In this third installment, Tom Howard recounts his thoughts and emotions the day before his cardiogram.
So here I am one day before I go under and let a doctor poke around my heart. Funny how I don’t really think of it much more than going to the dentist really. Actually I don’t think it is much different than what I do. Go in, look for damage. Check for extension and clean it up. Ok maybe a little different. After all, I have always said the F.D. doesn’t stand for fire department, it stands for free destruction. I hope the doctor has a little different technique than I do.
I have to admit my biggest struggle with all of this is admitting what happened. Logically, I know chest pain is caused from a lack of oxygen secondary to a lack of blood flow. My imagination still says it couldn’t, didn’t, happen. I still want to sort out in my head how it could have been muscular, or maybe I should have had more water during the day, that would have kept me from being dehydrated and causing that “feeling” in my chest.

※

# Tasks to carry out
1) Answer these about the cardiogram text:
(a) What does Tom Howard say F.D. stands for?
(b) According to the text, what causes chest pain?
(c) What comparison does he make when describing how much he thinks about the procedure?
2) Copy everything in the cardiogram text from "I have to admit" down to "in my chest.", word for word.
Answer using only the text above.

# Given entries

※

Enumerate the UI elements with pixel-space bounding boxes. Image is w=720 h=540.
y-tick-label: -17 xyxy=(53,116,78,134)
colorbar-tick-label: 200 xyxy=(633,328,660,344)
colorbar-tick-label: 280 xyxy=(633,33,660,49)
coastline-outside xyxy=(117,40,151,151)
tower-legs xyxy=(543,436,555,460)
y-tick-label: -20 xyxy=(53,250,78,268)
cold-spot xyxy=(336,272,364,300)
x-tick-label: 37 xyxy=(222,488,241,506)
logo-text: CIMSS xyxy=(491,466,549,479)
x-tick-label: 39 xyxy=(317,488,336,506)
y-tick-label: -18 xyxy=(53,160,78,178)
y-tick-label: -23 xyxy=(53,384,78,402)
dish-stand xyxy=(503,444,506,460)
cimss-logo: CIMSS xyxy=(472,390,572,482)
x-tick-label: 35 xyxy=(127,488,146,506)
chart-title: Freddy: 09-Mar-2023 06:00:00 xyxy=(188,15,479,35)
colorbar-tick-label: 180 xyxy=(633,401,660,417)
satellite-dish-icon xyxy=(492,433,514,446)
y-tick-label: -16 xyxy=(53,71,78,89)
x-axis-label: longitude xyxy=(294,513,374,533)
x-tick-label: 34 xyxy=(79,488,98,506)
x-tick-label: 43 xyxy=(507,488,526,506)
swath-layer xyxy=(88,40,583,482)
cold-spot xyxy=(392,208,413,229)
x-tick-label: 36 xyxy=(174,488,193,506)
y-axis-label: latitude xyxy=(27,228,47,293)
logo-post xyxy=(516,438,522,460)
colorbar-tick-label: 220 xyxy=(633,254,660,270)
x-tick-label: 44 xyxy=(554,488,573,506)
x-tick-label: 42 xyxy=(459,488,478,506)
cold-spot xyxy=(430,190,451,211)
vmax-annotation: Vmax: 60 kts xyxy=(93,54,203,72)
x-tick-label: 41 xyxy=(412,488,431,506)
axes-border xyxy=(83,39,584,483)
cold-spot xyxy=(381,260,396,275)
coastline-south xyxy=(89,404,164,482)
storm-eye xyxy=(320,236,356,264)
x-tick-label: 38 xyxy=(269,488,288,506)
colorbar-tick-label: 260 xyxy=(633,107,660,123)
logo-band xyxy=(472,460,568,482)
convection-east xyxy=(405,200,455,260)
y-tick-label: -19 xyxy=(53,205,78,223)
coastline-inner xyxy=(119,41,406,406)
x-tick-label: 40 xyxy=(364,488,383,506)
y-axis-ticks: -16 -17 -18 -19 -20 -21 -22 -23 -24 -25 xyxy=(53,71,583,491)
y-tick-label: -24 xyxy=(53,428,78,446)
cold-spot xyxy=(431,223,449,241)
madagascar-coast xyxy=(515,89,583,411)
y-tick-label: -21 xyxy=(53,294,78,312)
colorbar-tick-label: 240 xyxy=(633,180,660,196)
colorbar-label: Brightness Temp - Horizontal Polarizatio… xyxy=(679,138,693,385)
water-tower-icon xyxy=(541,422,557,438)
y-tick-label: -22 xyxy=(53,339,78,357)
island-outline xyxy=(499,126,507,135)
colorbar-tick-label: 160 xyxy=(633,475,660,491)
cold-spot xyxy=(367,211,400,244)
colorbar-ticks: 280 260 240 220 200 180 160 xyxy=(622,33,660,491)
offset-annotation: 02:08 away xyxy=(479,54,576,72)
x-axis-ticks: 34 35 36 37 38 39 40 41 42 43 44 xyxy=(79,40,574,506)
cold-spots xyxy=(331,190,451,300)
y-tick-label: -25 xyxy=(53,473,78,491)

※

# Numbered responses
1)
(a) Free destruction.
(b) A lack of oxygen secondary to a lack of blood flow.
(c) He compares it to going to the dentist.

2)
I have to admit my biggest struggle with all of this is admitting what happened. Logically, I know chest pain is caused from a lack of oxygen secondary to a lack of blood flow. My imagination still says it couldn’t, didn’t, happen. I still want to sort out in my head how it could have been muscular, or maybe I should have had more water during the day, that would have kept me from being dehydrated and causing that “feeling” in my chest.